EXERCISE ->
The listing must be reproduced in full, exactly as it stands.

(Extracts from a graphics dataset)

-=-=-

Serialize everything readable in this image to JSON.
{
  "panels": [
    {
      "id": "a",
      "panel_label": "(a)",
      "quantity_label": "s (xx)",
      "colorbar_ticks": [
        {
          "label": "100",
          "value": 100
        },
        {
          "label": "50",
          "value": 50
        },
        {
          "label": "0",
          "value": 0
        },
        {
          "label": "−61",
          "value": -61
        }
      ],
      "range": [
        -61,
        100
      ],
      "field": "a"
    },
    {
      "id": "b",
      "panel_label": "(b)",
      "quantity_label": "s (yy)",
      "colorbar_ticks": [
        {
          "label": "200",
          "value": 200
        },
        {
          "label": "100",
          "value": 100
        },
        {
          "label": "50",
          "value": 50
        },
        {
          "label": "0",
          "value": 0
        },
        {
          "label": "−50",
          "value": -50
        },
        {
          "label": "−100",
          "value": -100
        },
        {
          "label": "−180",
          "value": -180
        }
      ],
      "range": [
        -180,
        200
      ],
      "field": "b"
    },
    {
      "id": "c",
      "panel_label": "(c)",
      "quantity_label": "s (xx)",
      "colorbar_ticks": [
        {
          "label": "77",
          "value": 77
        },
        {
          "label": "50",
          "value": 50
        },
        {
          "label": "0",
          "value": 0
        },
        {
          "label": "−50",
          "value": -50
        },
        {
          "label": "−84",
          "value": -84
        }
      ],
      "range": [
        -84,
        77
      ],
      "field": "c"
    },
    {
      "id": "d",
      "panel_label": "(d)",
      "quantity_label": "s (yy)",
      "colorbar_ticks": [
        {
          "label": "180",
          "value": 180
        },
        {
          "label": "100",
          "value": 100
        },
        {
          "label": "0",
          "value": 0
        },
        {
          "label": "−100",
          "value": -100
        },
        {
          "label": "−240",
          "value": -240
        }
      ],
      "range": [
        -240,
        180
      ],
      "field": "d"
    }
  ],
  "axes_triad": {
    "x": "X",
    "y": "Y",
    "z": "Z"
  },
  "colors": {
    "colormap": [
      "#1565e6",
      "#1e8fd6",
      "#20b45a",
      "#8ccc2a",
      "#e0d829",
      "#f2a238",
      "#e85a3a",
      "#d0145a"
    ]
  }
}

-=-=-

RESULT OF THIS EXERCISE ->
Serialize everything readable in this image to JSON.
{
  "panels": [
    {
      "id": "a",
      "panel_label": "(a)",
      "quantity_label": "s (xx)",
      "colorbar_ticks": [
        {
          "label": "100",
          "value": 100
        },
        {
          "label": "50",
          "value": 50
        },
        {
          "label": "0",
          "value": 0
        },
        {
          "label": "−61",
          "value": -61
        }
      ],
      "range": [
        -61,
        100
      ],
      "field": "a"
    },
    {
      "id": "b",
      "panel_label": "(b)",
      "quantity_label": "s (yy)",
      "colorbar_ticks": [
        {
          "label": "200",
          "value": 200
        },
        {
          "label": "100",
          "value": 100
        },
        {
          "label": "50",
          "value": 50
        },
        {
          "label": "0",
          "value": 0
        },
        {
          "label": "−50",
          "value": -50
        },
        {
          "label": "−100",
          "value": -100
        },
        {
          "label": "−180",
          "value": -180
        }
      ],
      "range": [
        -180,
        200
      ],
      "field": "b"
    },
    {
      "id": "c",
      "panel_label": "(c)",
      "quantity_label": "s (xx)",
      "colorbar_ticks": [
        {
          "label": "77",
          "value": 77
        },
        {
          "label": "50",
          "value": 50
        },
        {
          "label": "0",
          "value": 0
        },
        {
          "label": "−50",
          "value": -50
        },
        {
          "label": "−84",
          "value": -84
        }
      ],
      "range": [
        -84,
        77
      ],
      "field": "c"
    },
    {
      "id": "d",
      "panel_label": "(d)",
      "quantity_label": "s (yy)",
      "colorbar_ticks": [
        {
          "label": "180",
          "value": 180
        },
        {
          "label": "100",
          "value": 100
        },
        {
          "label": "0",
          "value": 0
        },
        {
          "label": "−100",
          "value": -100
        },
        {
          "label": "−240",
          "value": -240
        }
      ],
      "range": [
        -240,
        180
      ],
      "field": "d"
    }
  ],
  "axes_triad": {
    "x": "X",
    "y": "Y",
    "z": "Z"
  },
  "colors": {
    "colormap": [
      "#1565e6",
      "#1e8fd6",
      "#20b45a",
      "#8ccc2a",
      "#e0d829",
      "#f2a238",
      "#e85a3a",
      "#d0145a"
    ]
  }
}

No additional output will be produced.